* Start *
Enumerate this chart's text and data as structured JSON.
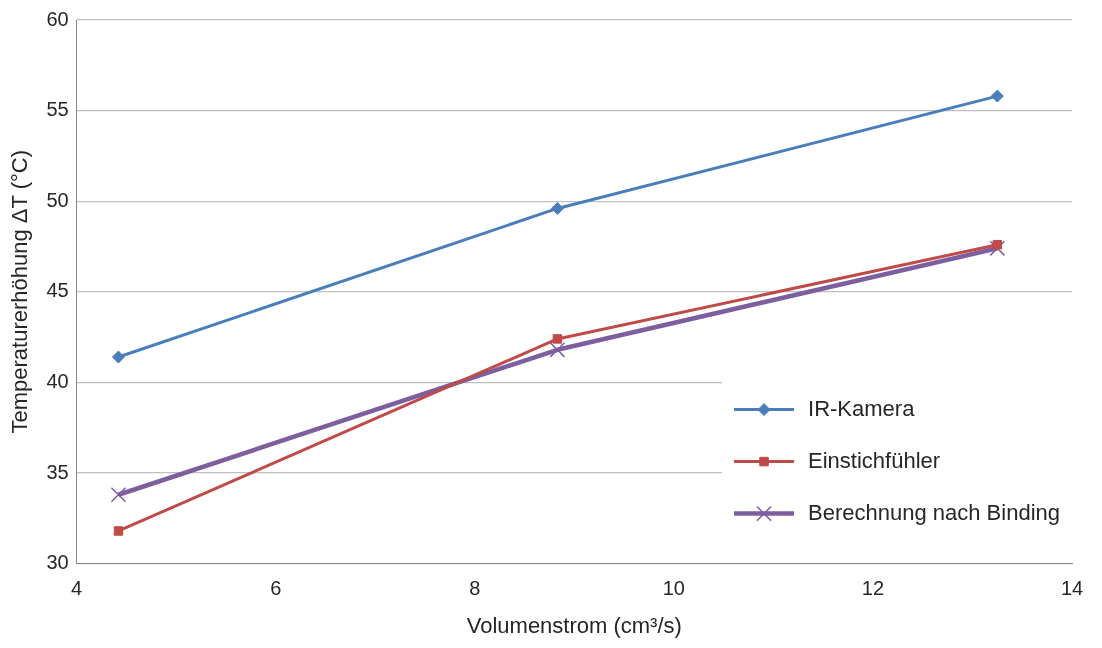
{
  "chart_data": {
    "type": "line",
    "xlabel": "Volumenstrom (cm³/s)",
    "ylabel": "Temperaturerhöhung ΔT (°C)",
    "xlim": [
      4,
      14
    ],
    "xticks": [
      4,
      6,
      8,
      10,
      12,
      14
    ],
    "ylim": [
      30,
      60
    ],
    "yticks": [
      30,
      35,
      40,
      45,
      50,
      55,
      60
    ],
    "grid": "y",
    "legend": "bottom right",
    "series": [
      {
        "name": "IR-Kamera",
        "color": "#4a7ebb",
        "marker": "diamond",
        "x": [
          4.42,
          8.83,
          13.25
        ],
        "values": [
          41.4,
          49.6,
          55.8
        ]
      },
      {
        "name": "Einstichfühler",
        "color": "#be4b48",
        "marker": "square",
        "x": [
          4.42,
          8.83,
          13.25
        ],
        "values": [
          31.8,
          42.4,
          47.6
        ]
      },
      {
        "name": "Berechnung nach Binding",
        "color": "#7d5fa0",
        "marker": "cross",
        "x": [
          4.42,
          8.83,
          13.25
        ],
        "values": [
          33.8,
          41.8,
          47.4
        ]
      }
    ]
  }
}
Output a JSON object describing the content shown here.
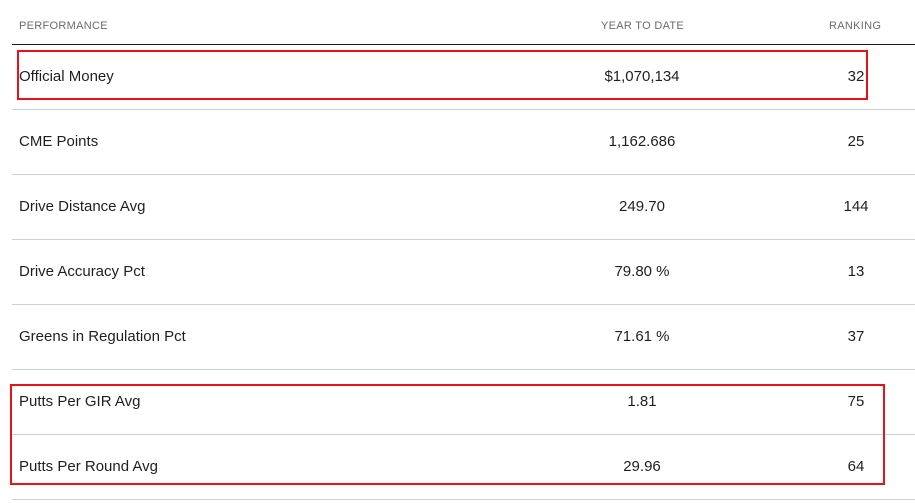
{
  "table": {
    "headers": {
      "performance": "PERFORMANCE",
      "year_to_date": "YEAR TO DATE",
      "ranking": "RANKING"
    },
    "rows": [
      {
        "label": "Official Money",
        "value": "$1,070,134",
        "rank": "32"
      },
      {
        "label": "CME Points",
        "value": "1,162.686",
        "rank": "25"
      },
      {
        "label": "Drive Distance Avg",
        "value": "249.70",
        "rank": "144"
      },
      {
        "label": "Drive Accuracy Pct",
        "value": "79.80 %",
        "rank": "13"
      },
      {
        "label": "Greens in Regulation Pct",
        "value": "71.61 %",
        "rank": "37"
      },
      {
        "label": "Putts Per GIR Avg",
        "value": "1.81",
        "rank": "75"
      },
      {
        "label": "Putts Per Round Avg",
        "value": "29.96",
        "rank": "64"
      }
    ]
  },
  "colors": {
    "highlight_border": "#e8131a",
    "row_divider": "#c6d3df",
    "header_divider": "#1a1a1a",
    "header_text": "#6b6b6b"
  }
}
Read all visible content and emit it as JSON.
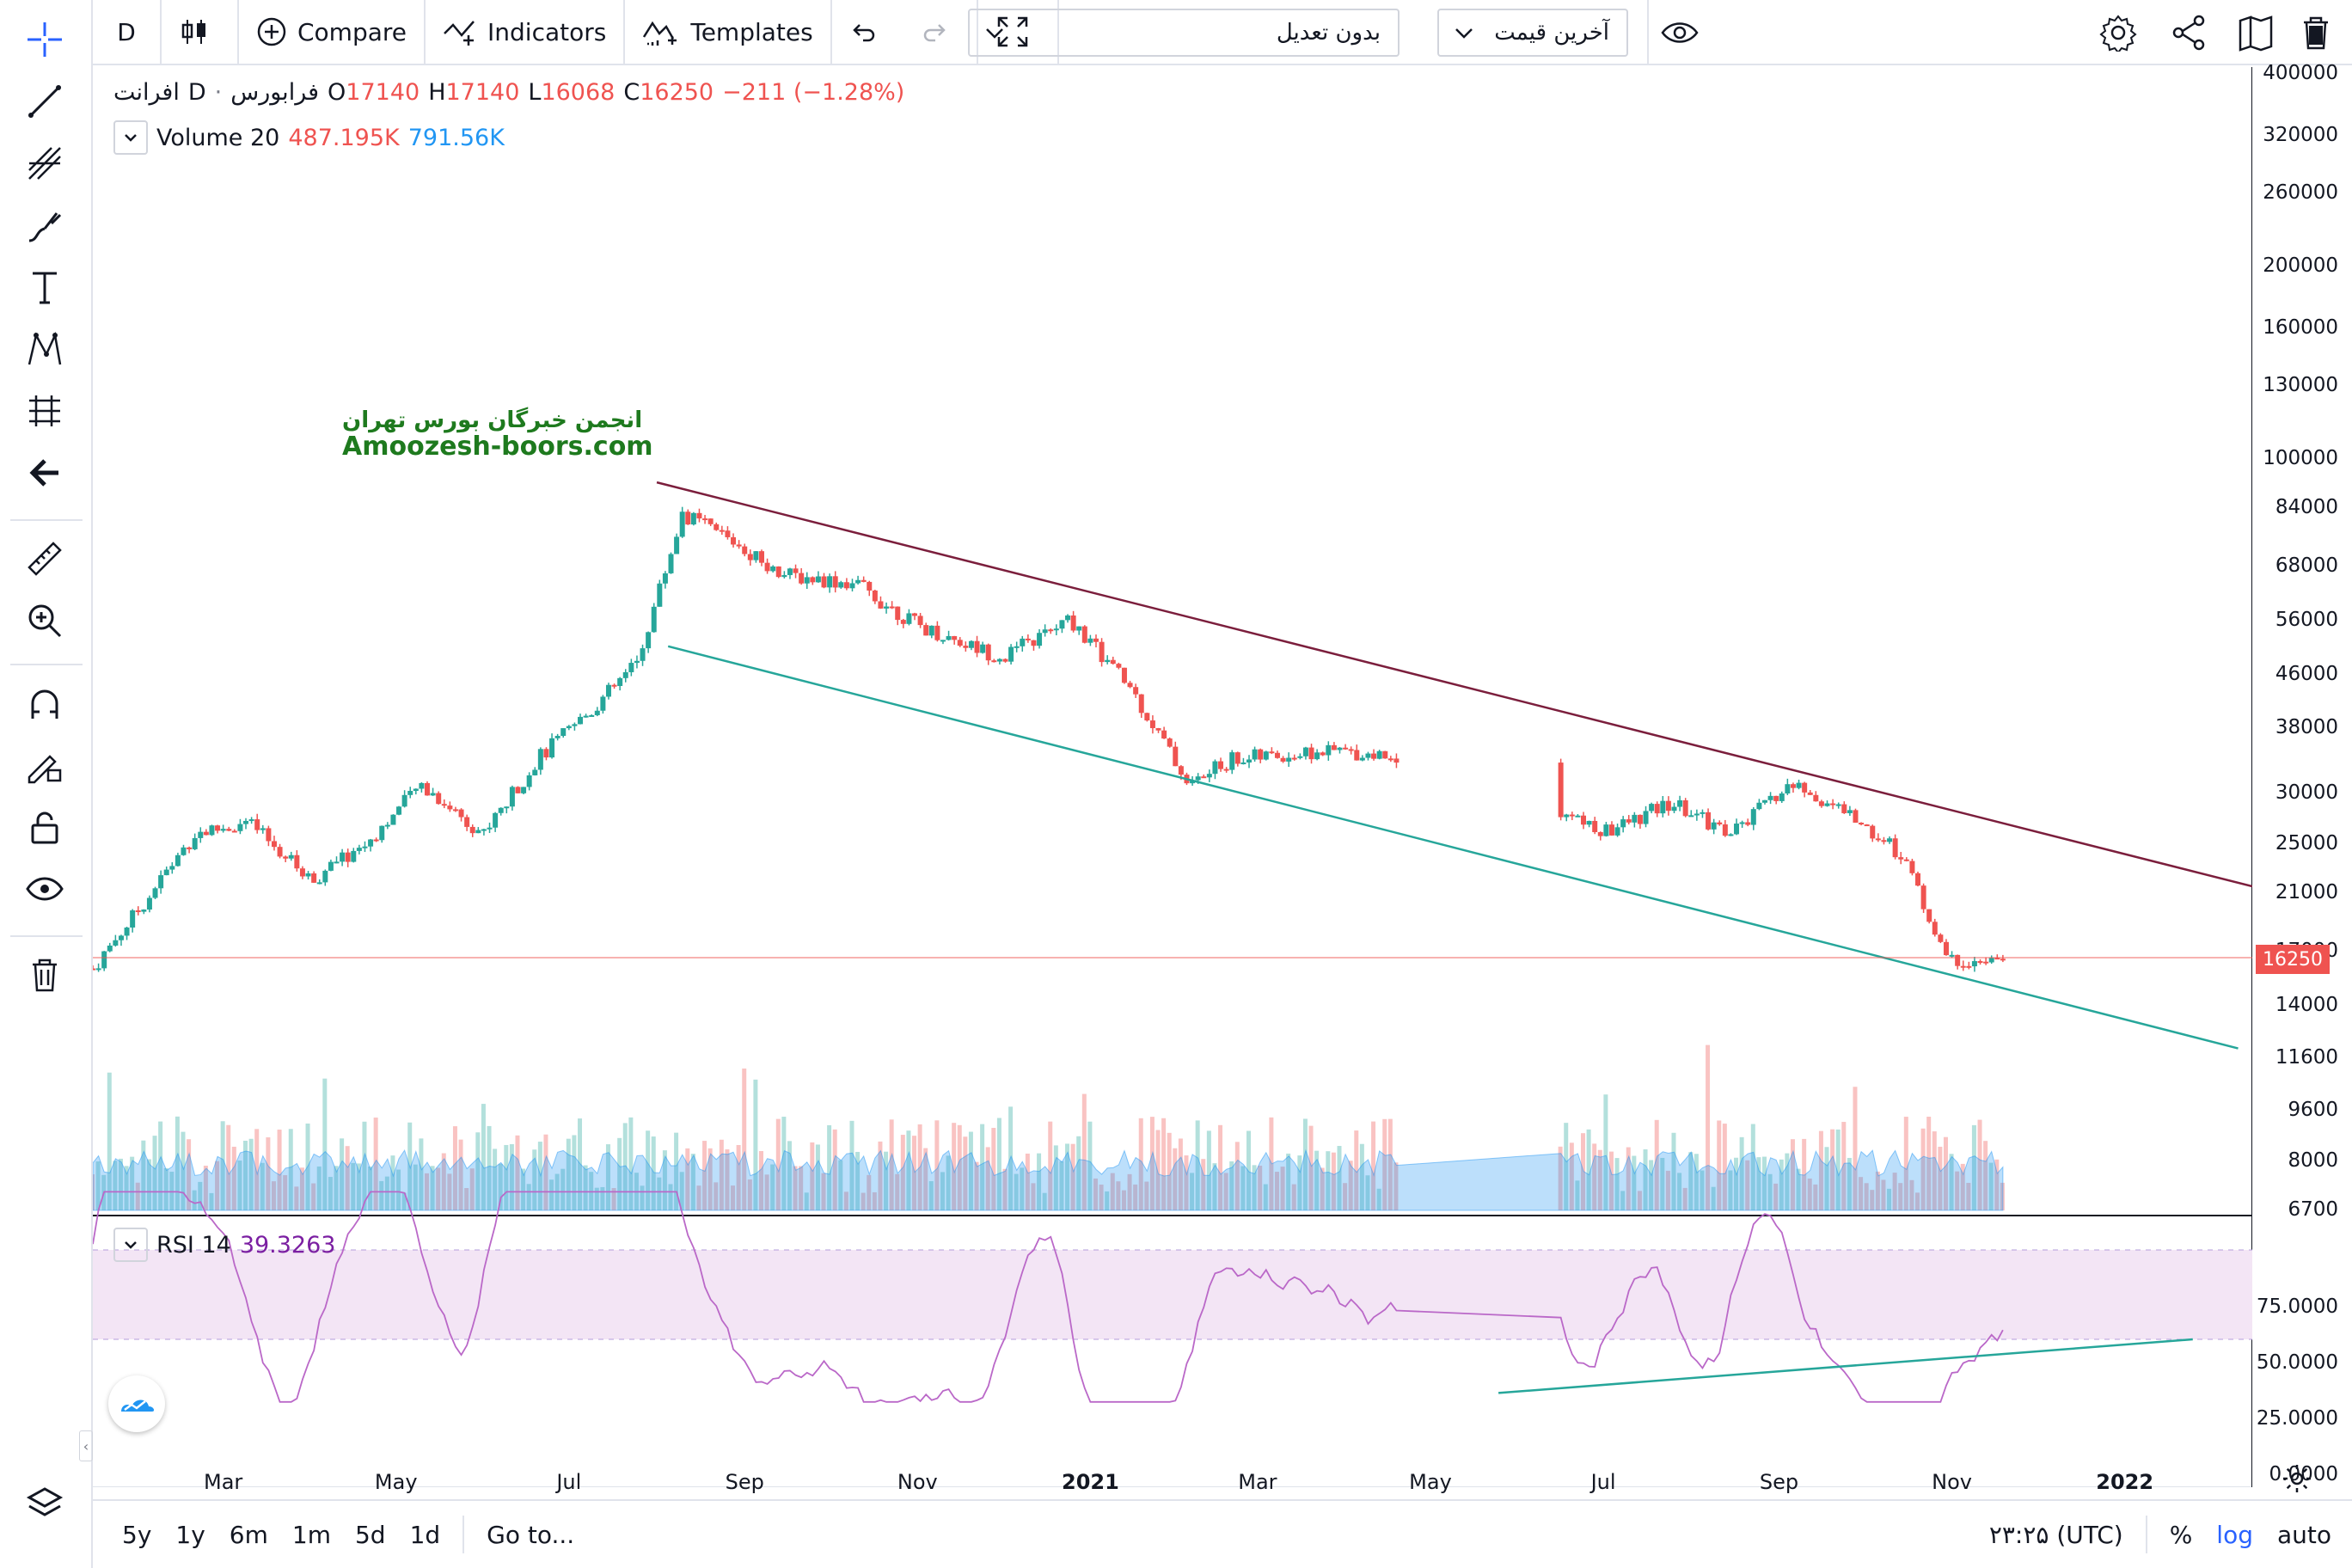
{
  "toolbar": {
    "interval": "D",
    "compare_label": "Compare",
    "indicators_label": "Indicators",
    "templates_label": "Templates",
    "adjustment_select": "بدون تعدیل",
    "price_type_select": "آخرین قیمت"
  },
  "legend": {
    "symbol": "افرانت",
    "interval": "D",
    "exchange": "فرابورس",
    "open_label": "O",
    "open": "17140",
    "high_label": "H",
    "high": "17140",
    "low_label": "L",
    "low": "16068",
    "close_label": "C",
    "close": "16250",
    "change": "−211 (−1.28%)",
    "volume_name": "Volume 20",
    "volume_value": "487.195K",
    "volume_ma": "791.56K",
    "rsi_name": "RSI 14",
    "rsi_value": "39.3263"
  },
  "watermark": {
    "persian": "انجمن خبرگان بورس تهران",
    "site": "Amoozesh-boors.com"
  },
  "price_axis": [
    "400000",
    "320000",
    "260000",
    "200000",
    "160000",
    "130000",
    "100000",
    "84000",
    "68000",
    "56000",
    "46000",
    "38000",
    "30000",
    "25000",
    "21000",
    "17000",
    "14000",
    "11600",
    "9600",
    "8000",
    "6700"
  ],
  "current_price": "16250",
  "rsi_axis": [
    "75.0000",
    "50.0000",
    "25.0000",
    "0.0000"
  ],
  "time_axis": [
    "Mar",
    "May",
    "Jul",
    "Sep",
    "Nov",
    "2021",
    "Mar",
    "May",
    "Jul",
    "Sep",
    "Nov",
    "2022"
  ],
  "bottom_bar": {
    "ranges": [
      "5y",
      "1y",
      "6m",
      "1m",
      "5d",
      "1d"
    ],
    "goto": "Go to...",
    "clock": "۲۳:۲۵ (UTC)",
    "percent": "%",
    "log": "log",
    "auto": "auto"
  },
  "chart_data": {
    "type": "candlestick",
    "scale": "log",
    "y_range": [
      6700,
      400000
    ],
    "x_range": [
      "2020-01-15",
      "2022-02-15"
    ],
    "close_approx": [
      [
        "2020-01-15",
        16000
      ],
      [
        "2020-02-01",
        20000
      ],
      [
        "2020-02-20",
        26000
      ],
      [
        "2020-03-10",
        27000
      ],
      [
        "2020-04-01",
        22000
      ],
      [
        "2020-04-20",
        25000
      ],
      [
        "2020-05-10",
        31000
      ],
      [
        "2020-06-01",
        26000
      ],
      [
        "2020-06-20",
        34000
      ],
      [
        "2020-07-10",
        41000
      ],
      [
        "2020-07-25",
        48000
      ],
      [
        "2020-08-10",
        82000
      ],
      [
        "2020-08-25",
        76000
      ],
      [
        "2020-09-15",
        66000
      ],
      [
        "2020-10-10",
        64000
      ],
      [
        "2020-11-01",
        55000
      ],
      [
        "2020-12-01",
        49000
      ],
      [
        "2020-12-25",
        56000
      ],
      [
        "2021-01-15",
        44000
      ],
      [
        "2021-02-05",
        31000
      ],
      [
        "2021-02-20",
        34000
      ],
      [
        "2021-04-01",
        35000
      ],
      [
        "2021-05-20",
        33000
      ],
      [
        "2021-07-01",
        26000
      ],
      [
        "2021-07-25",
        29000
      ],
      [
        "2021-08-15",
        26000
      ],
      [
        "2021-09-05",
        31000
      ],
      [
        "2021-09-25",
        28000
      ],
      [
        "2021-10-15",
        24000
      ],
      [
        "2021-10-30",
        16500
      ],
      [
        "2021-11-20",
        16250
      ]
    ],
    "trendlines": [
      {
        "color": "#7b1e3c",
        "from": [
          "2020-08-01",
          92000
        ],
        "to": [
          "2022-02-15",
          21500
        ]
      },
      {
        "color": "#26a69a",
        "from": [
          "2020-08-05",
          51000
        ],
        "to": [
          "2022-02-10",
          12000
        ]
      }
    ],
    "rsi": {
      "name": "RSI 14",
      "last": 39.3263,
      "band": [
        30,
        70
      ]
    }
  },
  "colors": {
    "up": "#26a69a",
    "down": "#ef5350",
    "rsi": "#9c27b0",
    "band": "#f3e5f5",
    "accent": "#2962ff"
  }
}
* End *
**Aim of the exercise:** Write out the records above exactly as they stand, leaving out every picture.

**Solution for this exercise:**
Enumerate this chart's text and data as structured JSON.
{
  "chart_data": {
    "type": "line",
    "xlabel": "Volumenstrom (cm³/s)",
    "ylabel": "Temperaturerhöhung ΔT (°C)",
    "xlim": [
      4,
      14
    ],
    "xticks": [
      4,
      6,
      8,
      10,
      12,
      14
    ],
    "ylim": [
      30,
      60
    ],
    "yticks": [
      30,
      35,
      40,
      45,
      50,
      55,
      60
    ],
    "grid": "y",
    "legend": "bottom right",
    "series": [
      {
        "name": "IR-Kamera",
        "color": "#4a7ebb",
        "marker": "diamond",
        "x": [
          4.42,
          8.83,
          13.25
        ],
        "values": [
          41.4,
          49.6,
          55.8
        ]
      },
      {
        "name": "Einstichfühler",
        "color": "#be4b48",
        "marker": "square",
        "x": [
          4.42,
          8.83,
          13.25
        ],
        "values": [
          31.8,
          42.4,
          47.6
        ]
      },
      {
        "name": "Berechnung nach Binding",
        "color": "#7d5fa0",
        "marker": "cross",
        "x": [
          4.42,
          8.83,
          13.25
        ],
        "values": [
          33.8,
          41.8,
          47.4
        ]
      }
    ]
  }
}
Output a JSON object describing the content shown here.
{
  "table": {
    "headers": {
      "performance": "PERFORMANCE",
      "year_to_date": "YEAR TO DATE",
      "ranking": "RANKING"
    },
    "rows": [
      {
        "label": "Official Money",
        "value": "$1,070,134",
        "rank": "32"
      },
      {
        "label": "CME Points",
        "value": "1,162.686",
        "rank": "25"
      },
      {
        "label": "Drive Distance Avg",
        "value": "249.70",
        "rank": "144"
      },
      {
        "label": "Drive Accuracy Pct",
        "value": "79.80 %",
        "rank": "13"
      },
      {
        "label": "Greens in Regulation Pct",
        "value": "71.61 %",
        "rank": "37"
      },
      {
        "label": "Putts Per GIR Avg",
        "value": "1.81",
        "rank": "75"
      },
      {
        "label": "Putts Per Round Avg",
        "value": "29.96",
        "rank": "64"
      }
    ]
  },
  "colors": {
    "highlight_border": "#e8131a",
    "row_divider": "#c6d3df",
    "header_divider": "#1a1a1a",
    "header_text": "#6b6b6b"
  }
}
Read all visible content and emit it as JSON.
{
  "toolbar": {
    "interval": "D",
    "compare_label": "Compare",
    "indicators_label": "Indicators",
    "templates_label": "Templates",
    "adjustment_select": "بدون تعدیل",
    "price_type_select": "آخرین قیمت"
  },
  "legend": {
    "symbol": "افرانت",
    "interval": "D",
    "exchange": "فرابورس",
    "open_label": "O",
    "open": "17140",
    "high_label": "H",
    "high": "17140",
    "low_label": "L",
    "low": "16068",
    "close_label": "C",
    "close": "16250",
    "change": "−211 (−1.28%)",
    "volume_name": "Volume 20",
    "volume_value": "487.195K",
    "volume_ma": "791.56K",
    "rsi_name": "RSI 14",
    "rsi_value": "39.3263"
  },
  "watermark": {
    "persian": "انجمن خبرگان بورس تهران",
    "site": "Amoozesh-boors.com"
  },
  "price_axis": [
    "400000",
    "320000",
    "260000",
    "200000",
    "160000",
    "130000",
    "100000",
    "84000",
    "68000",
    "56000",
    "46000",
    "38000",
    "30000",
    "25000",
    "21000",
    "17000",
    "14000",
    "11600",
    "9600",
    "8000",
    "6700"
  ],
  "current_price": "16250",
  "rsi_axis": [
    "75.0000",
    "50.0000",
    "25.0000",
    "0.0000"
  ],
  "time_axis": [
    "Mar",
    "May",
    "Jul",
    "Sep",
    "Nov",
    "2021",
    "Mar",
    "May",
    "Jul",
    "Sep",
    "Nov",
    "2022"
  ],
  "bottom_bar": {
    "ranges": [
      "5y",
      "1y",
      "6m",
      "1m",
      "5d",
      "1d"
    ],
    "goto": "Go to...",
    "clock": "۲۳:۲۵ (UTC)",
    "percent": "%",
    "log": "log",
    "auto": "auto"
  },
  "chart_data": {
    "type": "candlestick",
    "scale": "log",
    "y_range": [
      6700,
      400000
    ],
    "x_range": [
      "2020-01-15",
      "2022-02-15"
    ],
    "close_approx": [
      [
        "2020-01-15",
        16000
      ],
      [
        "2020-02-01",
        20000
      ],
      [
        "2020-02-20",
        26000
      ],
      [
        "2020-03-10",
        27000
      ],
      [
        "2020-04-01",
        22000
      ],
      [
        "2020-04-20",
        25000
      ],
      [
        "2020-05-10",
        31000
      ],
      [
        "2020-06-01",
        26000
      ],
      [
        "2020-06-20",
        34000
      ],
      [
        "2020-07-10",
        41000
      ],
      [
        "2020-07-25",
        48000
      ],
      [
        "2020-08-10",
        82000
      ],
      [
        "2020-08-25",
        76000
      ],
      [
        "2020-09-15",
        66000
      ],
      [
        "2020-10-10",
        64000
      ],
      [
        "2020-11-01",
        55000
      ],
      [
        "2020-12-01",
        49000
      ],
      [
        "2020-12-25",
        56000
      ],
      [
        "2021-01-15",
        44000
      ],
      [
        "2021-02-05",
        31000
      ],
      [
        "2021-02-20",
        34000
      ],
      [
        "2021-04-01",
        35000
      ],
      [
        "2021-05-20",
        33000
      ],
      [
        "2021-07-01",
        26000
      ],
      [
        "2021-07-25",
        29000
      ],
      [
        "2021-08-15",
        26000
      ],
      [
        "2021-09-05",
        31000
      ],
      [
        "2021-09-25",
        28000
      ],
      [
        "2021-10-15",
        24000
      ],
      [
        "2021-10-30",
        16500
      ],
      [
        "2021-11-20",
        16250
      ]
    ],
    "trendlines": [
      {
        "color": "#7b1e3c",
        "from": [
          "2020-08-01",
          92000
        ],
        "to": [
          "2022-02-15",
          21500
        ]
      },
      {
        "color": "#26a69a",
        "from": [
          "2020-08-05",
          51000
        ],
        "to": [
          "2022-02-10",
          12000
        ]
      }
    ],
    "rsi": {
      "name": "RSI 14",
      "last": 39.3263,
      "band": [
        30,
        70
      ]
    }
  },
  "colors": {
    "up": "#26a69a",
    "down": "#ef5350",
    "rsi": "#9c27b0",
    "band": "#f3e5f5",
    "accent": "#2962ff"
  }
}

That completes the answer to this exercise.